Start of The records

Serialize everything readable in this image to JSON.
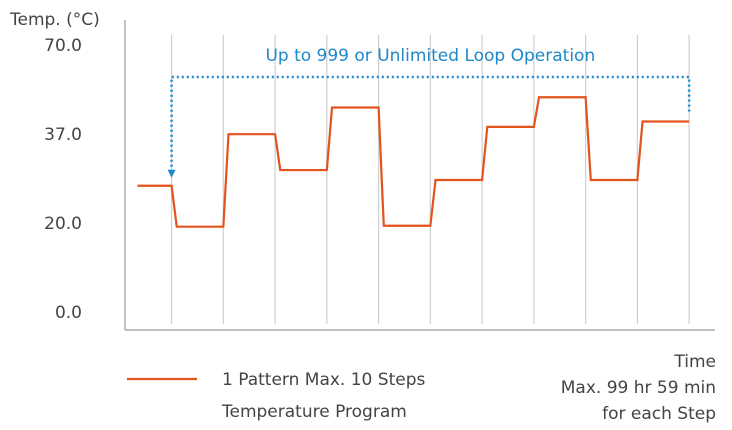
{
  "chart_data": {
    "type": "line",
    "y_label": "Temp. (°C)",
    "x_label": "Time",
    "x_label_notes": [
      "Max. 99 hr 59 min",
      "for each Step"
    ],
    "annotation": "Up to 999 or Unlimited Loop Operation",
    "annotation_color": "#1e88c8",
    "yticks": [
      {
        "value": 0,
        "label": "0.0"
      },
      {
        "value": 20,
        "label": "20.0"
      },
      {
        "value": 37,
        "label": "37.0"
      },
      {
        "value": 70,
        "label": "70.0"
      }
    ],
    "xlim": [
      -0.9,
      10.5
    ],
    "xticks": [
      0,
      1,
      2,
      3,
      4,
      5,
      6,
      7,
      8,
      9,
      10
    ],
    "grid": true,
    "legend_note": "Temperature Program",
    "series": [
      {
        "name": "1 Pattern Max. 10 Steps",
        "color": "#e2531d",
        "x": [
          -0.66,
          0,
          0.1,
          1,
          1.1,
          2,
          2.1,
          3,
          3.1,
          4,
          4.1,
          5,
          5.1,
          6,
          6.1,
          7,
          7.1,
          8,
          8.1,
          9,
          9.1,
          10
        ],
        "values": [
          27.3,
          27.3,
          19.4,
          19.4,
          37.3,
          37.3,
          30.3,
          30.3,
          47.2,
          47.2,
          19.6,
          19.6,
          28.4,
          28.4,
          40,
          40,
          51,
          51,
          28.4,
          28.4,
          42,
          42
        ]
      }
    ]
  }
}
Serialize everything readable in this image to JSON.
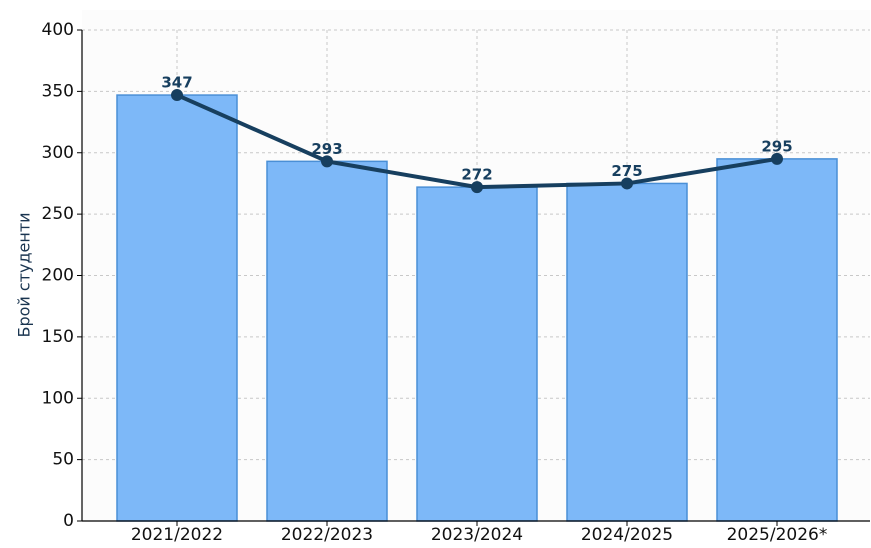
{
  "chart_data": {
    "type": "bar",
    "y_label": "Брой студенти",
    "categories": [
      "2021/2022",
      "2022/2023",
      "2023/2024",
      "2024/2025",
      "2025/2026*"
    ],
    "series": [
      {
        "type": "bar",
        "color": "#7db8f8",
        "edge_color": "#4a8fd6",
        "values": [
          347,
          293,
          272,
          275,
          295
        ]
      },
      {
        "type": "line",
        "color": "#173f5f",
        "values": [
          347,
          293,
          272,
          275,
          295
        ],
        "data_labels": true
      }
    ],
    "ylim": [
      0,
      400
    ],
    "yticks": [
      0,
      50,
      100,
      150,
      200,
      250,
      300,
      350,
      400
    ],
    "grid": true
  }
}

End of The records
Start of The records

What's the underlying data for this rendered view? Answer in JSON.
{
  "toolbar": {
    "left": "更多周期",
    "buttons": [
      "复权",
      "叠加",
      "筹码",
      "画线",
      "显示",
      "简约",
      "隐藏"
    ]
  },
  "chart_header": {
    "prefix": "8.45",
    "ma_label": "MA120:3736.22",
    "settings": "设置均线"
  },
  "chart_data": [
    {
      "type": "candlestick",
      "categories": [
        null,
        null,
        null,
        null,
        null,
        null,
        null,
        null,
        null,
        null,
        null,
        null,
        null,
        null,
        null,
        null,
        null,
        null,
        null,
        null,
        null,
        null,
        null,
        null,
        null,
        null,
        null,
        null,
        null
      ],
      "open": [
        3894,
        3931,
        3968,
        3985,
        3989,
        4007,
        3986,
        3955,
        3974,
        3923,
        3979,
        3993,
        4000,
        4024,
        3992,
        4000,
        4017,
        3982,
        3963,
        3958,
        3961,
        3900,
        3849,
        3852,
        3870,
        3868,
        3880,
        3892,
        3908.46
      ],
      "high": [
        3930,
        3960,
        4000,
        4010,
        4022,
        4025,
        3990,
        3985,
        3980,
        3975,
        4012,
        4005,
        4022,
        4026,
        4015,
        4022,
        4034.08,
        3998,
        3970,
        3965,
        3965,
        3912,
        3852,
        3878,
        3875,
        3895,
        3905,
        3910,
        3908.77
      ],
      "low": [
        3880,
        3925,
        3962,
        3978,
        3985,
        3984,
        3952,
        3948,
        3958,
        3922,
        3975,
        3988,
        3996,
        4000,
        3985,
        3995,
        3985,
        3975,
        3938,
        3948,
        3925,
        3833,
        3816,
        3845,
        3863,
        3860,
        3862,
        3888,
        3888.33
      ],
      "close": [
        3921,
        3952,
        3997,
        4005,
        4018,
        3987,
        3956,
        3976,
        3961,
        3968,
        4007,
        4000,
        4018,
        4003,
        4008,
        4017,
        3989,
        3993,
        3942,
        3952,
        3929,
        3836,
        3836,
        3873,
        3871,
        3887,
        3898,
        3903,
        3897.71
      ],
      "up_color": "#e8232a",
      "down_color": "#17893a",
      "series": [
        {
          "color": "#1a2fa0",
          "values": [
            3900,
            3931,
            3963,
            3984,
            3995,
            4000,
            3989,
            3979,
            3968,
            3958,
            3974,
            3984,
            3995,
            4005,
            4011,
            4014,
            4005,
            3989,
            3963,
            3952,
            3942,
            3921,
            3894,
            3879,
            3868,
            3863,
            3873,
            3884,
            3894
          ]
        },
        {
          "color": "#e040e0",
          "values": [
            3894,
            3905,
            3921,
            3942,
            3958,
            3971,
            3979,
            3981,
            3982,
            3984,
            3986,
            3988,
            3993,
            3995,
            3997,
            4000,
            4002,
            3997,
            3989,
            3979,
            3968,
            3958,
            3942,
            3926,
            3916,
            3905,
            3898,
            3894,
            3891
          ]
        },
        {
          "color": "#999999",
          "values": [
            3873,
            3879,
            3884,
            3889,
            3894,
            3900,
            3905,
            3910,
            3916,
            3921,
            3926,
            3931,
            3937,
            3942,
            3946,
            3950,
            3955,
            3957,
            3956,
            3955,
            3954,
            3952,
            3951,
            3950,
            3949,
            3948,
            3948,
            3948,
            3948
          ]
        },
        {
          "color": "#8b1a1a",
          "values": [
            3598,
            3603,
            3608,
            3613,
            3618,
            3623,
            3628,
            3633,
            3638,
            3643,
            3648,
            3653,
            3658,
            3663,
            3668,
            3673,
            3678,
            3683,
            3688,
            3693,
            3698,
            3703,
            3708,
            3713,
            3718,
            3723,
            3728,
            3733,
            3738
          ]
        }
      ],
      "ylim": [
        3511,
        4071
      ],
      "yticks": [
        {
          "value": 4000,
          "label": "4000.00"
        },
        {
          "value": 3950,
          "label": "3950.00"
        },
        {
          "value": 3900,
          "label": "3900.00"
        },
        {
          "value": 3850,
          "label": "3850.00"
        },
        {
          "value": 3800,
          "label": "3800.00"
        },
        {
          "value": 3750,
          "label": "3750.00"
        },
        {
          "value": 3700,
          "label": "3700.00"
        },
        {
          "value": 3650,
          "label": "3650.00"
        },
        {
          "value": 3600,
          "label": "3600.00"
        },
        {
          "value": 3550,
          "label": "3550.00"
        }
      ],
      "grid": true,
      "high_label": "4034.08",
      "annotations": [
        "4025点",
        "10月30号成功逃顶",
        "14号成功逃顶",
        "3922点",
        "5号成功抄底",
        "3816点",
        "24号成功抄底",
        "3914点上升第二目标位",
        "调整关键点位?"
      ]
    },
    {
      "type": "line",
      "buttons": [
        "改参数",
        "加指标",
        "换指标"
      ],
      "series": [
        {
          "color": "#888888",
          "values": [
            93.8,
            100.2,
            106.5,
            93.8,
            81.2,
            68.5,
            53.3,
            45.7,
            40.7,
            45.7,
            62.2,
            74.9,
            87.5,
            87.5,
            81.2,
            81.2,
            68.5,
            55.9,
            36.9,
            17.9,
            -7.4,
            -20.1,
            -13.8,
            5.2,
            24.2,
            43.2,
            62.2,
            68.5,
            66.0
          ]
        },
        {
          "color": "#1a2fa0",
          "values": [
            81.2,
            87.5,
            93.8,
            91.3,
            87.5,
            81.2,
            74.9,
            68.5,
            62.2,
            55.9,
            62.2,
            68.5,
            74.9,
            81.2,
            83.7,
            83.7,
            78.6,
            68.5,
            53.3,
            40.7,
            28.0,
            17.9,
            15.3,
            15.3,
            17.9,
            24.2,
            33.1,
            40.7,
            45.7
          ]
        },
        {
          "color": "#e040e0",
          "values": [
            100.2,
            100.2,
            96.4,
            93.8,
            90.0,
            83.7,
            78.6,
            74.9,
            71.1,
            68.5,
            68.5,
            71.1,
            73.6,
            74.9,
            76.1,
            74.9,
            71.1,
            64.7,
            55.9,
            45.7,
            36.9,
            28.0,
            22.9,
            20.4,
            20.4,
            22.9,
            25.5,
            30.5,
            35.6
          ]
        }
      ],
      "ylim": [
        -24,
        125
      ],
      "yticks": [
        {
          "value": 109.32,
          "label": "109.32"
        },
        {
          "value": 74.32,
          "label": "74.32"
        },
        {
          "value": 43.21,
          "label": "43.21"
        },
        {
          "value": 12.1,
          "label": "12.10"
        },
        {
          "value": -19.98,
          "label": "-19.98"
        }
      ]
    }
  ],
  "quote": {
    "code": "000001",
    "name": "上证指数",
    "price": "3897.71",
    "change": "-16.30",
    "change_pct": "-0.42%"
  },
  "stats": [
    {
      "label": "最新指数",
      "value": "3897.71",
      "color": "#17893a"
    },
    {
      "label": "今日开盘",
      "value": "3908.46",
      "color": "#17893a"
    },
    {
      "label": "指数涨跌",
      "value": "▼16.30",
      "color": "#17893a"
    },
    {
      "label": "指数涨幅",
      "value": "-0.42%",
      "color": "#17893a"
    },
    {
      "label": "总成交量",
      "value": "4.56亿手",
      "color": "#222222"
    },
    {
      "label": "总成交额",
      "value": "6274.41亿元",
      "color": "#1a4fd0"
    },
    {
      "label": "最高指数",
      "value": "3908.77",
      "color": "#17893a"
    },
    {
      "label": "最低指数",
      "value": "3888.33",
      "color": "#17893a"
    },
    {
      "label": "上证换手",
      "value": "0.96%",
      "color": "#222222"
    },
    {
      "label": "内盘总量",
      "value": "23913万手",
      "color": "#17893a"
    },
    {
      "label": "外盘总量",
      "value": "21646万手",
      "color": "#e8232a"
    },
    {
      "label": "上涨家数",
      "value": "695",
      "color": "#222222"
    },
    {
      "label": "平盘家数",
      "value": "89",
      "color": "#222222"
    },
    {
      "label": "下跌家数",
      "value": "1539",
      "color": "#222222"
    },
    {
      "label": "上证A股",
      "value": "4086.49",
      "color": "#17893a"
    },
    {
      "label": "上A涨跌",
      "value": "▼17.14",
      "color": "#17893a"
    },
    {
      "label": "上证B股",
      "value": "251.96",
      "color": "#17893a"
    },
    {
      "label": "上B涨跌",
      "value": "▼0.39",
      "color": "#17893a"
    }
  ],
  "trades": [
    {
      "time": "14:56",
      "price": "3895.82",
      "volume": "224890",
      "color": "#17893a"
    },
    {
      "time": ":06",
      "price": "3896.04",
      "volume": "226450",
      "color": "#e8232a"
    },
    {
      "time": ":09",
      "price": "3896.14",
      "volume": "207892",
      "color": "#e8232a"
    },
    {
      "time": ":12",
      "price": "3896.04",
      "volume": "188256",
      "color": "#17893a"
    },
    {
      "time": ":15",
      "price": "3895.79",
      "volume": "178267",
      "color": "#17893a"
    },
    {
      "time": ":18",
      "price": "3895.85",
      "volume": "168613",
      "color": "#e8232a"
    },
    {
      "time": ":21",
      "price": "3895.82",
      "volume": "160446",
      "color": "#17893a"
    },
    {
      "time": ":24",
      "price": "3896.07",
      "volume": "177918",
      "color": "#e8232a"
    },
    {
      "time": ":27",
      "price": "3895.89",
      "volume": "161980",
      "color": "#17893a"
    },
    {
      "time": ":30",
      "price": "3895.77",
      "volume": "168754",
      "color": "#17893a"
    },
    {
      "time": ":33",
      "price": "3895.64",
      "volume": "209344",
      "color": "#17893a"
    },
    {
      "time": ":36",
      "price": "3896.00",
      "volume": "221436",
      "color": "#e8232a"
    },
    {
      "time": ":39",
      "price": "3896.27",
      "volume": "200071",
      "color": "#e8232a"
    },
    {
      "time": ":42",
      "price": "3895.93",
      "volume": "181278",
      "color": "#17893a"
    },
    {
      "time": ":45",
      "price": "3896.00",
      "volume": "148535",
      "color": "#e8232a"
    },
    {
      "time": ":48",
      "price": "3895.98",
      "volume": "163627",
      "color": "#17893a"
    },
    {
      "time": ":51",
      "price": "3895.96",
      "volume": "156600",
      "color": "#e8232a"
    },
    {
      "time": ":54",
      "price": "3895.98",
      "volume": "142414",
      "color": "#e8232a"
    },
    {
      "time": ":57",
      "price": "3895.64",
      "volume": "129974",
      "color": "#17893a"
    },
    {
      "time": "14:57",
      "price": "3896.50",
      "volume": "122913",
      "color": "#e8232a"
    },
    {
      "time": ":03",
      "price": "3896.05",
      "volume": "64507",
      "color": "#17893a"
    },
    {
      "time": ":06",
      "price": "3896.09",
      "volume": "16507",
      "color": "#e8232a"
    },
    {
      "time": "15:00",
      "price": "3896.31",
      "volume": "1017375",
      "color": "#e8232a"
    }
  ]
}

End of The records

*The request:*
Collect the lines that hold "true".

*Final result:*
    "grid": true,
        "data_labels": true
    "grid": true
      "grid": true,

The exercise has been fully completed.